§ GOAL
The records that follow must be reproduced in full, exactly as written.

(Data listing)
=======

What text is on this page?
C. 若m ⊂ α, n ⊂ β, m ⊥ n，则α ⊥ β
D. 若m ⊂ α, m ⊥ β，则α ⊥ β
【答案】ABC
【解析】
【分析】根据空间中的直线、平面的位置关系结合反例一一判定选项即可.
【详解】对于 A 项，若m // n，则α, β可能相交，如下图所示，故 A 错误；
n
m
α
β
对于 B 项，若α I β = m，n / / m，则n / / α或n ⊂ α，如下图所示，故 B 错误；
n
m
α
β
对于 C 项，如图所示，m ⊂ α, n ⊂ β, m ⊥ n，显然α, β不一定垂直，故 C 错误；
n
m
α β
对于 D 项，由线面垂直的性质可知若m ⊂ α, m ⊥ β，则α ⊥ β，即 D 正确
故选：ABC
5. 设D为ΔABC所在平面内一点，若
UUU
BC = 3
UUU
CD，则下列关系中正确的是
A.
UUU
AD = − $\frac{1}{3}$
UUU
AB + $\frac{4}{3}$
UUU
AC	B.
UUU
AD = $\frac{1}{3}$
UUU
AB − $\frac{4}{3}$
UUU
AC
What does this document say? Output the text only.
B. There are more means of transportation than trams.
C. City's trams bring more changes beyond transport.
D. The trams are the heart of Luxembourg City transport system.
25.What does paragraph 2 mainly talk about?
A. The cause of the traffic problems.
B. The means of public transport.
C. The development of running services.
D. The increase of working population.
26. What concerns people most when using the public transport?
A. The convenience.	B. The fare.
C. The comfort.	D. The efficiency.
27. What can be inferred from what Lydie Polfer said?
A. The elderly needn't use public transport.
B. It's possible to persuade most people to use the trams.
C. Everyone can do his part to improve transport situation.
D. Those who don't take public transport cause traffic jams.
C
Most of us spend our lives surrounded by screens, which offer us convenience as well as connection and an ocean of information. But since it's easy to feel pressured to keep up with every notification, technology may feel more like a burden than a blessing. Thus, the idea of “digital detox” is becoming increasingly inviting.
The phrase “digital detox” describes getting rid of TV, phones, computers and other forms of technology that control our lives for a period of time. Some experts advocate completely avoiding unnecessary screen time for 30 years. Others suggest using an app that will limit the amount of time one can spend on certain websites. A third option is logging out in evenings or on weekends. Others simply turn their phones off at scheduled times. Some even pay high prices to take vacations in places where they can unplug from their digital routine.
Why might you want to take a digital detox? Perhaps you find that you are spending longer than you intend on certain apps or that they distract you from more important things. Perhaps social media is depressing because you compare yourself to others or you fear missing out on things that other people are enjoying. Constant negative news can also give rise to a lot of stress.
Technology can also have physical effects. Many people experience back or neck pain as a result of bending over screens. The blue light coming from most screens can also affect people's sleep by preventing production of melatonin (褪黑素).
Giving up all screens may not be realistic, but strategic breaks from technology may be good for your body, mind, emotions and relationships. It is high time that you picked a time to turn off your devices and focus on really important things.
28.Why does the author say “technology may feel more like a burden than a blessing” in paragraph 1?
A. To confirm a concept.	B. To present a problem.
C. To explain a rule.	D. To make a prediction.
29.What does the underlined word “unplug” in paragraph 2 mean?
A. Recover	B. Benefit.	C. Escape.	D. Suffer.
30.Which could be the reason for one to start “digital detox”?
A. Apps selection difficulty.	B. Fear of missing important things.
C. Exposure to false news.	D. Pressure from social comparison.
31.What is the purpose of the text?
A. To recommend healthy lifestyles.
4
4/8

=======

§ ANSWER TO THIS PROBLEM
What text is on this page?
C. 若m ⊂ α, n ⊂ β, m ⊥ n，则α ⊥ β
D. 若m ⊂ α, m ⊥ β，则α ⊥ β
【答案】ABC
【解析】
【分析】根据空间中的直线、平面的位置关系结合反例一一判定选项即可.
【详解】对于 A 项，若m // n，则α, β可能相交，如下图所示，故 A 错误；
n
m
α
β
对于 B 项，若α I β = m，n / / m，则n / / α或n ⊂ α，如下图所示，故 B 错误；
n
m
α
β
对于 C 项，如图所示，m ⊂ α, n ⊂ β, m ⊥ n，显然α, β不一定垂直，故 C 错误；
n
m
α β
对于 D 项，由线面垂直的性质可知若m ⊂ α, m ⊥ β，则α ⊥ β，即 D 正确
故选：ABC
5. 设D为ΔABC所在平面内一点，若
UUU
BC = 3
UUU
CD，则下列关系中正确的是
A.
UUU
AD = − $\frac{1}{3}$
UUU
AB + $\frac{4}{3}$
UUU
AC	B.
UUU
AD = $\frac{1}{3}$
UUU
AB − $\frac{4}{3}$
UUU
AC
What does this document say? Output the text only.
B. There are more means of transportation than trams.
C. City's trams bring more changes beyond transport.
D. The trams are the heart of Luxembourg City transport system.
25.What does paragraph 2 mainly talk about?
A. The cause of the traffic problems.
B. The means of public transport.
C. The development of running services.
D. The increase of working population.
26. What concerns people most when using the public transport?
A. The convenience.	B. The fare.
C. The comfort.	D. The efficiency.
27. What can be inferred from what Lydie Polfer said?
A. The elderly needn't use public transport.
B. It's possible to persuade most people to use the trams.
C. Everyone can do his part to improve transport situation.
D. Those who don't take public transport cause traffic jams.
C
Most of us spend our lives surrounded by screens, which offer us convenience as well as connection and an ocean of information. But since it's easy to feel pressured to keep up with every notification, technology may feel more like a burden than a blessing. Thus, the idea of “digital detox” is becoming increasingly inviting.
The phrase “digital detox” describes getting rid of TV, phones, computers and other forms of technology that control our lives for a period of time. Some experts advocate completely avoiding unnecessary screen time for 30 years. Others suggest using an app that will limit the amount of time one can spend on certain websites. A third option is logging out in evenings or on weekends. Others simply turn their phones off at scheduled times. Some even pay high prices to take vacations in places where they can unplug from their digital routine.
Why might you want to take a digital detox? Perhaps you find that you are spending longer than you intend on certain apps or that they distract you from more important things. Perhaps social media is depressing because you compare yourself to others or you fear missing out on things that other people are enjoying. Constant negative news can also give rise to a lot of stress.
Technology can also have physical effects. Many people experience back or neck pain as a result of bending over screens. The blue light coming from most screens can also affect people's sleep by preventing production of melatonin (褪黑素).
Giving up all screens may not be realistic, but strategic breaks from technology may be good for your body, mind, emotions and relationships. It is high time that you picked a time to turn off your devices and focus on really important things.
28.Why does the author say “technology may feel more like a burden than a blessing” in paragraph 1?
A. To confirm a concept.	B. To present a problem.
C. To explain a rule.	D. To make a prediction.
29.What does the underlined word “unplug” in paragraph 2 mean?
A. Recover	B. Benefit.	C. Escape.	D. Suffer.
30.Which could be the reason for one to start “digital detox”?
A. Apps selection difficulty.	B. Fear of missing important things.
C. Exposure to false news.	D. Pressure from social comparison.
31.What is the purpose of the text?
A. To recommend healthy lifestyles.
4
4/8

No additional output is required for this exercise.